WHAT THE TASK ASKS: Retype every line of the items below without changing a single character.

Dataset excerpts:
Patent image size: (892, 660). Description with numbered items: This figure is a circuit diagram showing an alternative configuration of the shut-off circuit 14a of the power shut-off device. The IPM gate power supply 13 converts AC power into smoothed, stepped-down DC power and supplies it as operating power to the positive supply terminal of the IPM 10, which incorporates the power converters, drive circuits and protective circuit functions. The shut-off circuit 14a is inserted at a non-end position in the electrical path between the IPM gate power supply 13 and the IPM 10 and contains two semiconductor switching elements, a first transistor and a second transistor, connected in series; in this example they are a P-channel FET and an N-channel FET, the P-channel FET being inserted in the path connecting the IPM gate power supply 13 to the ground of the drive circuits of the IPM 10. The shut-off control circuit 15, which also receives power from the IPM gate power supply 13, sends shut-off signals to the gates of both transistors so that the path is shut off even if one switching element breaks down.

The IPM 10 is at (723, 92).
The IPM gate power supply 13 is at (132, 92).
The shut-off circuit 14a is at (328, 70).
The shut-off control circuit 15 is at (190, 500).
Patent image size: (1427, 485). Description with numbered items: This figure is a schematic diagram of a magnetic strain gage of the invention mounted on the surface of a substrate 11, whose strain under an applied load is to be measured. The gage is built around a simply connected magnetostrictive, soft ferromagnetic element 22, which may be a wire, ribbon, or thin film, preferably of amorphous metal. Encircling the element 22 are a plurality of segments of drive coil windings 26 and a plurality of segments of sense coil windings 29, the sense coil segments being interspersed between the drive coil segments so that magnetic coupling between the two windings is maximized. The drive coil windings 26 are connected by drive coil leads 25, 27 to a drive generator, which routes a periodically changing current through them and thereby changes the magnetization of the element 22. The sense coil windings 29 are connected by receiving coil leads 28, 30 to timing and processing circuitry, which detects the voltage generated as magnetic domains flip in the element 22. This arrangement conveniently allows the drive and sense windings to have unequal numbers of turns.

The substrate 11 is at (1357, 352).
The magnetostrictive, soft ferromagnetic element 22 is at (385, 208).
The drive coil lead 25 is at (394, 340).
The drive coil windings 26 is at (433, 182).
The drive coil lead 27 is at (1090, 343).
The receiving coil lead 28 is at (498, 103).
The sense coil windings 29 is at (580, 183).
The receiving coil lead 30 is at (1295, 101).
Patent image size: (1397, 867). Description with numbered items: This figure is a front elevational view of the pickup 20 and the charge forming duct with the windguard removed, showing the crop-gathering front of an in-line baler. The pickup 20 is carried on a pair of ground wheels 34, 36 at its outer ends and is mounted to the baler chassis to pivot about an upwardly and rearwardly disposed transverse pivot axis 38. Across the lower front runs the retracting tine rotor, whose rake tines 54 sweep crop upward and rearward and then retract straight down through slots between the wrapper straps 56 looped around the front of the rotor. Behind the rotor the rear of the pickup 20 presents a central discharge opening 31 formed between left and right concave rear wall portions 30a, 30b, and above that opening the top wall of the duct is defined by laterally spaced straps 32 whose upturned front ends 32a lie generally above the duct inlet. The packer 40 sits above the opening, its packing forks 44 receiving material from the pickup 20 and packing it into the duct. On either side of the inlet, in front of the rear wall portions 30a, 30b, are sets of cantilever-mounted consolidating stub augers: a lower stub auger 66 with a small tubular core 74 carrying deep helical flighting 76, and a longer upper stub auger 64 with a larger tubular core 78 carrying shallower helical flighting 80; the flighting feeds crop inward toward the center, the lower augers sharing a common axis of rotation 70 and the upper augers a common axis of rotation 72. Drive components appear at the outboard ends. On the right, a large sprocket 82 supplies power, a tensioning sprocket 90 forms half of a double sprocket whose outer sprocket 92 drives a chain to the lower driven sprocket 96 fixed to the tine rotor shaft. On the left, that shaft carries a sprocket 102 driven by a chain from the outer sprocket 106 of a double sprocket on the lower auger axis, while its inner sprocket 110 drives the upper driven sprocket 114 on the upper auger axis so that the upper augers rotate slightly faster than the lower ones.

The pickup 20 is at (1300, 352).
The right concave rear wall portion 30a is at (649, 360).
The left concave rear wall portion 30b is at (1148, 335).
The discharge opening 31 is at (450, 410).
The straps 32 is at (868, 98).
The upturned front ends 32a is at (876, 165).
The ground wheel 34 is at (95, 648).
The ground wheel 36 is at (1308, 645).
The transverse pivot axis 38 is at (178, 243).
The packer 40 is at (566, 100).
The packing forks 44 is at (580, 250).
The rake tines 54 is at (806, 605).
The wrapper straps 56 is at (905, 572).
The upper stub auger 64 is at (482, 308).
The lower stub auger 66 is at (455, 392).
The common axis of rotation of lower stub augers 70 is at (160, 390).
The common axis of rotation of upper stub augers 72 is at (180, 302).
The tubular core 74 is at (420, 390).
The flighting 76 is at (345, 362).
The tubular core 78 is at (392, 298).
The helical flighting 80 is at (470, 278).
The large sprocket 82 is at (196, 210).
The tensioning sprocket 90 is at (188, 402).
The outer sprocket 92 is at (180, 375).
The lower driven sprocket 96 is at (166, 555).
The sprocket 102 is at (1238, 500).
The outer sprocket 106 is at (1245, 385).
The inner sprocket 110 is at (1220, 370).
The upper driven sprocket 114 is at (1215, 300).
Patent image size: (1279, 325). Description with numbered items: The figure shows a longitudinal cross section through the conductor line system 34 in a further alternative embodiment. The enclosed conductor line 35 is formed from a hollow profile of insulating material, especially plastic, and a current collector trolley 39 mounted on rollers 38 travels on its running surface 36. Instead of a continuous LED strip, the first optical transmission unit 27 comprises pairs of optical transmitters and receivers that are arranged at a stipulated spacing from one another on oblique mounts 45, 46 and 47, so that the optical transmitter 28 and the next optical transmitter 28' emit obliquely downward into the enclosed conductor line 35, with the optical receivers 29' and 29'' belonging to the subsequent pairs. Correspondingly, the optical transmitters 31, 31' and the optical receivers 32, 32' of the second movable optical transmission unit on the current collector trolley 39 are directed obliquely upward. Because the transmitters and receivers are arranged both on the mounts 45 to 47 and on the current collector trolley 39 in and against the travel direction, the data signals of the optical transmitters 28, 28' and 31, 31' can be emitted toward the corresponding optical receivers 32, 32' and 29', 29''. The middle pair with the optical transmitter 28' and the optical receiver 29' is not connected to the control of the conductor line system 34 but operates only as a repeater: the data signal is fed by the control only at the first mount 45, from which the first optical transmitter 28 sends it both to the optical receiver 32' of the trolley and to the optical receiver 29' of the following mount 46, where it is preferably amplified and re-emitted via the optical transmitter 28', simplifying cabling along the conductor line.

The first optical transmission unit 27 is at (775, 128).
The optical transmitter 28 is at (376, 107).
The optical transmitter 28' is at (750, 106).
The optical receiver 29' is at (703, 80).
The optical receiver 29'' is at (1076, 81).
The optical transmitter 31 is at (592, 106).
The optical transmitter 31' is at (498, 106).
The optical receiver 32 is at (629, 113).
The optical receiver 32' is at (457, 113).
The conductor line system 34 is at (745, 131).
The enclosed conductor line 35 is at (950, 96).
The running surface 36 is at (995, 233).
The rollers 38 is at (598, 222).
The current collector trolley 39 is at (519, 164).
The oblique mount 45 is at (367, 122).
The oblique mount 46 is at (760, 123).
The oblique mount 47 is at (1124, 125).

RESULT FOR THIS EXERCISE:
Patent image size: (892, 660). Description with numbered items: This figure is a circuit diagram showing an alternative configuration of the shut-off circuit 14a of the power shut-off device. The IPM gate power supply 13 converts AC power into smoothed, stepped-down DC power and supplies it as operating power to the positive supply terminal of the IPM 10, which incorporates the power converters, drive circuits and protective circuit functions. The shut-off circuit 14a is inserted at a non-end position in the electrical path between the IPM gate power supply 13 and the IPM 10 and contains two semiconductor switching elements, a first transistor and a second transistor, connected in series; in this example they are a P-channel FET and an N-channel FET, the P-channel FET being inserted in the path connecting the IPM gate power supply 13 to the ground of the drive circuits of the IPM 10. The shut-off control circuit 15, which also receives power from the IPM gate power supply 13, sends shut-off signals to the gates of both transistors so that the path is shut off even if one switching element breaks down.

The IPM 10 is at (723, 92).
The IPM gate power supply 13 is at (132, 92).
The shut-off circuit 14a is at (328, 70).
The shut-off control circuit 15 is at (190, 500).
Patent image size: (1427, 485). Description with numbered items: This figure is a schematic diagram of a magnetic strain gage of the invention mounted on the surface of a substrate 11, whose strain under an applied load is to be measured. The gage is built around a simply connected magnetostrictive, soft ferromagnetic element 22, which may be a wire, ribbon, or thin film, preferably of amorphous metal. Encircling the element 22 are a plurality of segments of drive coil windings 26 and a plurality of segments of sense coil windings 29, the sense coil segments being interspersed between the drive coil segments so that magnetic coupling between the two windings is maximized. The drive coil windings 26 are connected by drive coil leads 25, 27 to a drive generator, which routes a periodically changing current through them and thereby changes the magnetization of the element 22. The sense coil windings 29 are connected by receiving coil leads 28, 30 to timing and processing circuitry, which detects the voltage generated as magnetic domains flip in the element 22. This arrangement conveniently allows the drive and sense windings to have unequal numbers of turns.

The substrate 11 is at (1357, 352).
The magnetostrictive, soft ferromagnetic element 22 is at (385, 208).
The drive coil lead 25 is at (394, 340).
The drive coil windings 26 is at (433, 182).
The drive coil lead 27 is at (1090, 343).
The receiving coil lead 28 is at (498, 103).
The sense coil windings 29 is at (580, 183).
The receiving coil lead 30 is at (1295, 101).
Patent image size: (1397, 867). Description with numbered items: This figure is a front elevational view of the pickup 20 and the charge forming duct with the windguard removed, showing the crop-gathering front of an in-line baler. The pickup 20 is carried on a pair of ground wheels 34, 36 at its outer ends and is mounted to the baler chassis to pivot about an upwardly and rearwardly disposed transverse pivot axis 38. Across the lower front runs the retracting tine rotor, whose rake tines 54 sweep crop upward and rearward and then retract straight down through slots between the wrapper straps 56 looped around the front of the rotor. Behind the rotor the rear of the pickup 20 presents a central discharge opening 31 formed between left and right concave rear wall portions 30a, 30b, and above that opening the top wall of the duct is defined by laterally spaced straps 32 whose upturned front ends 32a lie generally above the duct inlet. The packer 40 sits above the opening, its packing forks 44 receiving material from the pickup 20 and packing it into the duct. On either side of the inlet, in front of the rear wall portions 30a, 30b, are sets of cantilever-mounted consolidating stub augers: a lower stub auger 66 with a small tubular core 74 carrying deep helical flighting 76, and a longer upper stub auger 64 with a larger tubular core 78 carrying shallower helical flighting 80; the flighting feeds crop inward toward the center, the lower augers sharing a common axis of rotation 70 and the upper augers a common axis of rotation 72. Drive components appear at the outboard ends. On the right, a large sprocket 82 supplies power, a tensioning sprocket 90 forms half of a double sprocket whose outer sprocket 92 drives a chain to the lower driven sprocket 96 fixed to the tine rotor shaft. On the left, that shaft carries a sprocket 102 driven by a chain from the outer sprocket 106 of a double sprocket on the lower auger axis, while its inner sprocket 110 drives the upper driven sprocket 114 on the upper auger axis so that the upper augers rotate slightly faster than the lower ones.

The pickup 20 is at (1300, 352).
The right concave rear wall portion 30a is at (649, 360).
The left concave rear wall portion 30b is at (1148, 335).
The discharge opening 31 is at (450, 410).
The straps 32 is at (868, 98).
The upturned front ends 32a is at (876, 165).
The ground wheel 34 is at (95, 648).
The ground wheel 36 is at (1308, 645).
The transverse pivot axis 38 is at (178, 243).
The packer 40 is at (566, 100).
The packing forks 44 is at (580, 250).
The rake tines 54 is at (806, 605).
The wrapper straps 56 is at (905, 572).
The upper stub auger 64 is at (482, 308).
The lower stub auger 66 is at (455, 392).
The common axis of rotation of lower stub augers 70 is at (160, 390).
The common axis of rotation of upper stub augers 72 is at (180, 302).
The tubular core 74 is at (420, 390).
The flighting 76 is at (345, 362).
The tubular core 78 is at (392, 298).
The helical flighting 80 is at (470, 278).
The large sprocket 82 is at (196, 210).
The tensioning sprocket 90 is at (188, 402).
The outer sprocket 92 is at (180, 375).
The lower driven sprocket 96 is at (166, 555).
The sprocket 102 is at (1238, 500).
The outer sprocket 106 is at (1245, 385).
The inner sprocket 110 is at (1220, 370).
The upper driven sprocket 114 is at (1215, 300).
Patent image size: (1279, 325). Description with numbered items: The figure shows a longitudinal cross section through the conductor line system 34 in a further alternative embodiment. The enclosed conductor line 35 is formed from a hollow profile of insulating material, especially plastic, and a current collector trolley 39 mounted on rollers 38 travels on its running surface 36. Instead of a continuous LED strip, the first optical transmission unit 27 comprises pairs of optical transmitters and receivers that are arranged at a stipulated spacing from one another on oblique mounts 45, 46 and 47, so that the optical transmitter 28 and the next optical transmitter 28' emit obliquely downward into the enclosed conductor line 35, with the optical receivers 29' and 29'' belonging to the subsequent pairs. Correspondingly, the optical transmitters 31, 31' and the optical receivers 32, 32' of the second movable optical transmission unit on the current collector trolley 39 are directed obliquely upward. Because the transmitters and receivers are arranged both on the mounts 45 to 47 and on the current collector trolley 39 in and against the travel direction, the data signals of the optical transmitters 28, 28' and 31, 31' can be emitted toward the corresponding optical receivers 32, 32' and 29', 29''. The middle pair with the optical transmitter 28' and the optical receiver 29' is not connected to the control of the conductor line system 34 but operates only as a repeater: the data signal is fed by the control only at the first mount 45, from which the first optical transmitter 28 sends it both to the optical receiver 32' of the trolley and to the optical receiver 29' of the following mount 46, where it is preferably amplified and re-emitted via the optical transmitter 28', simplifying cabling along the conductor line.

The first optical transmission unit 27 is at (775, 128).
The optical transmitter 28 is at (376, 107).
The optical transmitter 28' is at (750, 106).
The optical receiver 29' is at (703, 80).
The optical receiver 29'' is at (1076, 81).
The optical transmitter 31 is at (592, 106).
The optical transmitter 31' is at (498, 106).
The optical receiver 32 is at (629, 113).
The optical receiver 32' is at (457, 113).
The conductor line system 34 is at (745, 131).
The enclosed conductor line 35 is at (950, 96).
The running surface 36 is at (995, 233).
The rollers 38 is at (598, 222).
The current collector trolley 39 is at (519, 164).
The oblique mount 45 is at (367, 122).
The oblique mount 46 is at (760, 123).
The oblique mount 47 is at (1124, 125).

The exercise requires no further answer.